Exercise details: Select every line holding the word "downloader" and copy it.

Entries supplied:
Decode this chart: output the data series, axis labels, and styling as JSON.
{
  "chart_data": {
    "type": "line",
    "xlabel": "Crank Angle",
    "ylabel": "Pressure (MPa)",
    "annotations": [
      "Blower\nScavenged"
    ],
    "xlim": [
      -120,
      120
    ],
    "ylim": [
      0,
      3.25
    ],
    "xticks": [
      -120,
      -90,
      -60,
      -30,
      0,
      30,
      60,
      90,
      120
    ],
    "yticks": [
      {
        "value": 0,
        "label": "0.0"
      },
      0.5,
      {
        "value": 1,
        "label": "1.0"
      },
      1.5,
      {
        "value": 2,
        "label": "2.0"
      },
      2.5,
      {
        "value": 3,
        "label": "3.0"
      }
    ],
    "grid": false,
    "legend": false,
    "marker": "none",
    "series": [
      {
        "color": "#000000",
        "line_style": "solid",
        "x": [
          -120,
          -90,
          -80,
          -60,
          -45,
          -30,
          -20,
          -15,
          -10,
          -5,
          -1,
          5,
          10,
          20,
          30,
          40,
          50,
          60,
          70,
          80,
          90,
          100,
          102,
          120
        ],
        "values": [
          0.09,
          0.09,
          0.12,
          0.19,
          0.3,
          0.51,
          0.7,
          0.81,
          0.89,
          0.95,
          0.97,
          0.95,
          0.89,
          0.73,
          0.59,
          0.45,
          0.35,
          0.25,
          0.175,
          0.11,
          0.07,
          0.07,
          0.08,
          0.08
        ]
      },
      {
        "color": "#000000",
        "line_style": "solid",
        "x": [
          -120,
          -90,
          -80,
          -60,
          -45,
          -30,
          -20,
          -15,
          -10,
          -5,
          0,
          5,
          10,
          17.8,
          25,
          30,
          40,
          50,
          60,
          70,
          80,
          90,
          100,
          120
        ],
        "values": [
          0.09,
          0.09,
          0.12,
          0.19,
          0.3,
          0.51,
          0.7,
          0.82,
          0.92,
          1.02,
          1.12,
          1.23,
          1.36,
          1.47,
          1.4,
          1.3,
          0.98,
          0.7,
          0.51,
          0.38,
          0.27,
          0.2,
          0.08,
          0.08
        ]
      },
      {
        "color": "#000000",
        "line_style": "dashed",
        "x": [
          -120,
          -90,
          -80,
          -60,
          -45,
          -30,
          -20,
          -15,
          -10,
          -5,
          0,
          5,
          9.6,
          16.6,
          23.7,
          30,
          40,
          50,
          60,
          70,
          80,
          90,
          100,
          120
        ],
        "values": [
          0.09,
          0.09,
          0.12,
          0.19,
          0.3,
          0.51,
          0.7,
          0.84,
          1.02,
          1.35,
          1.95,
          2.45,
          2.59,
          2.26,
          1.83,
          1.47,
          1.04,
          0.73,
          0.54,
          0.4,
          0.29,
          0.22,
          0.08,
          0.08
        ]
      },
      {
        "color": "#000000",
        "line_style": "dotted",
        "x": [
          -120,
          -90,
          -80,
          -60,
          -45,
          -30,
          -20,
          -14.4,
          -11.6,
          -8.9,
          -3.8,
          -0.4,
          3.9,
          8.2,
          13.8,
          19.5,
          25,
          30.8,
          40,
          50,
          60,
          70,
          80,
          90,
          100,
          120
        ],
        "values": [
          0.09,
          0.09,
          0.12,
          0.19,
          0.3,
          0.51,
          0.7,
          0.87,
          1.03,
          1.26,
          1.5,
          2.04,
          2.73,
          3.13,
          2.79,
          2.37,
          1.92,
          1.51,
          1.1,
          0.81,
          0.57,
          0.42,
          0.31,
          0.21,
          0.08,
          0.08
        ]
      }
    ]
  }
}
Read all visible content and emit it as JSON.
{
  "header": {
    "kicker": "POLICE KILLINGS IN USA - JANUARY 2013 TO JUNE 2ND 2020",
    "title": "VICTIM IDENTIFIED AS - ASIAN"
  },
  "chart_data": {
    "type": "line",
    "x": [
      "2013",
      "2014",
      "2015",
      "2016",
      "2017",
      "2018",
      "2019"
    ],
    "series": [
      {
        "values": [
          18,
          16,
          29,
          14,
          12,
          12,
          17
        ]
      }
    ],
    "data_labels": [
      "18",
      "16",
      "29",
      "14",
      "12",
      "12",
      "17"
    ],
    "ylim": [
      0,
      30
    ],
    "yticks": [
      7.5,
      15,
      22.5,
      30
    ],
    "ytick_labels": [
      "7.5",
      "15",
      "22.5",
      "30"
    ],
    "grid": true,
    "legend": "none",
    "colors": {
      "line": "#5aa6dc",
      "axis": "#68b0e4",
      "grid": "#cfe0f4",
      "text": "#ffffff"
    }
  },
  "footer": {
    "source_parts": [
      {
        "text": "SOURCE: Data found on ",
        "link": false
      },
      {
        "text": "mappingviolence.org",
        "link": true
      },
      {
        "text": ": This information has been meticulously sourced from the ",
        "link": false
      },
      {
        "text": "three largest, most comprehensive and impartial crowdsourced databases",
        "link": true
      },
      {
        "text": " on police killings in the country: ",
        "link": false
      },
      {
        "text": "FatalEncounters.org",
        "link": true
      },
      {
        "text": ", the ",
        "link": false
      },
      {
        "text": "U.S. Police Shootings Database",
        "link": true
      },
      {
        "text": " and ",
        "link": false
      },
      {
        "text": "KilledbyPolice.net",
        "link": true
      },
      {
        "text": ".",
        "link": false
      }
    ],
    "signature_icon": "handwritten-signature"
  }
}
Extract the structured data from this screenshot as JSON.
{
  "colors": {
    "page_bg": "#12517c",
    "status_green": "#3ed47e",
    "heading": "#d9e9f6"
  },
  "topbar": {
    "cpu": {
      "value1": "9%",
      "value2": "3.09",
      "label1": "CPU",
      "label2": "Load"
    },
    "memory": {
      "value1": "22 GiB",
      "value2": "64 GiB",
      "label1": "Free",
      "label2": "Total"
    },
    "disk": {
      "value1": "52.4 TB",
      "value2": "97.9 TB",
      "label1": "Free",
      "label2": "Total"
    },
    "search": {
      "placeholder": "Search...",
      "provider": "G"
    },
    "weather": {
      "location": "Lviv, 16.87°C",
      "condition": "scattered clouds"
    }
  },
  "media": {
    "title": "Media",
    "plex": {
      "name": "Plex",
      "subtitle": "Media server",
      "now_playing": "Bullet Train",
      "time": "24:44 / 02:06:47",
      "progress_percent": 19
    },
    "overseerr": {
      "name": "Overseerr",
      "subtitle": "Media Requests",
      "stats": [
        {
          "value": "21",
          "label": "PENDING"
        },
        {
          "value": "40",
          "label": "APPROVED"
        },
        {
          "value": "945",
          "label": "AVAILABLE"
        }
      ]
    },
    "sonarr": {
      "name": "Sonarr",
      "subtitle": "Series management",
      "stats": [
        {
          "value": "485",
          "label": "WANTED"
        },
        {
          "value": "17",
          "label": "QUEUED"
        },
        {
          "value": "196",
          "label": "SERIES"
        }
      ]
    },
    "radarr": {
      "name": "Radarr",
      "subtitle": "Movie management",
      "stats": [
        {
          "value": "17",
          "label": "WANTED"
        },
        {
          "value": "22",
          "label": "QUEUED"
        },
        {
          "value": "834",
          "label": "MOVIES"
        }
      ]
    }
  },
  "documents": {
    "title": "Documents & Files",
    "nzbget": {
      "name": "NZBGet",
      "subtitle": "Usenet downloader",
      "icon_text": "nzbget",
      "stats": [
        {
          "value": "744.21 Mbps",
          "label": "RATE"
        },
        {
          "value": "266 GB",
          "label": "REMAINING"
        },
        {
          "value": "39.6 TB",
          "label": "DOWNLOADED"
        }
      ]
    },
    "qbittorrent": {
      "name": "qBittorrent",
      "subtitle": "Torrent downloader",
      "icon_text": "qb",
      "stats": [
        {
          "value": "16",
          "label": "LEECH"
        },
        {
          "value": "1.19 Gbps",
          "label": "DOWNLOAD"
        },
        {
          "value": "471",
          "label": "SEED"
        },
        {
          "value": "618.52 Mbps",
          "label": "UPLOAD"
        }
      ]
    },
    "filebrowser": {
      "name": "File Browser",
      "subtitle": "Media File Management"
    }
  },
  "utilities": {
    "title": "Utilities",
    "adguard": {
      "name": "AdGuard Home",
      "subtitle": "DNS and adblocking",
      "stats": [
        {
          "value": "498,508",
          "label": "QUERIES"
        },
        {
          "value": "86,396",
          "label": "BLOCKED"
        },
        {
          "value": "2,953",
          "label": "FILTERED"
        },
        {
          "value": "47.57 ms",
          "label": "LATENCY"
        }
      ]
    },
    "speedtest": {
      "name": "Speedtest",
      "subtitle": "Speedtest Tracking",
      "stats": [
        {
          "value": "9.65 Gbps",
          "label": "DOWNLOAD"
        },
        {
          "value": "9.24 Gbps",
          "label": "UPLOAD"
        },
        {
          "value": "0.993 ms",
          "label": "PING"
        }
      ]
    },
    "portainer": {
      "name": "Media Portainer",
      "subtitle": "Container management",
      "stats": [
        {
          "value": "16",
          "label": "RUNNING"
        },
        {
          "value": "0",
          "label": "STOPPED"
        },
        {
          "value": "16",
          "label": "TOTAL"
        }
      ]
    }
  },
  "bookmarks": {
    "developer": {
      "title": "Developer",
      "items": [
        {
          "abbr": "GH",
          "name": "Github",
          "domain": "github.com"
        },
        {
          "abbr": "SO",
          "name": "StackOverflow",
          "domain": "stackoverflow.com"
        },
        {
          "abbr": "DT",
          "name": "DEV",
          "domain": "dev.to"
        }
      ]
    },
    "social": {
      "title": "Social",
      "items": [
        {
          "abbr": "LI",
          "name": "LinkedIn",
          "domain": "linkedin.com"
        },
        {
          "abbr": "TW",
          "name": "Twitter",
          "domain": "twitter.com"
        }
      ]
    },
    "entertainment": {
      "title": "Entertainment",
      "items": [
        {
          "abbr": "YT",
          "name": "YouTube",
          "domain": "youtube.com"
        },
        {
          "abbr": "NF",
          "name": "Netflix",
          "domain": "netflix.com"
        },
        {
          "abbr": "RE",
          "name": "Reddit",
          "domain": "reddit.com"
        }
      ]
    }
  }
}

The reply:
      "subtitle": "Usenet downloader",
      "subtitle": "Torrent downloader",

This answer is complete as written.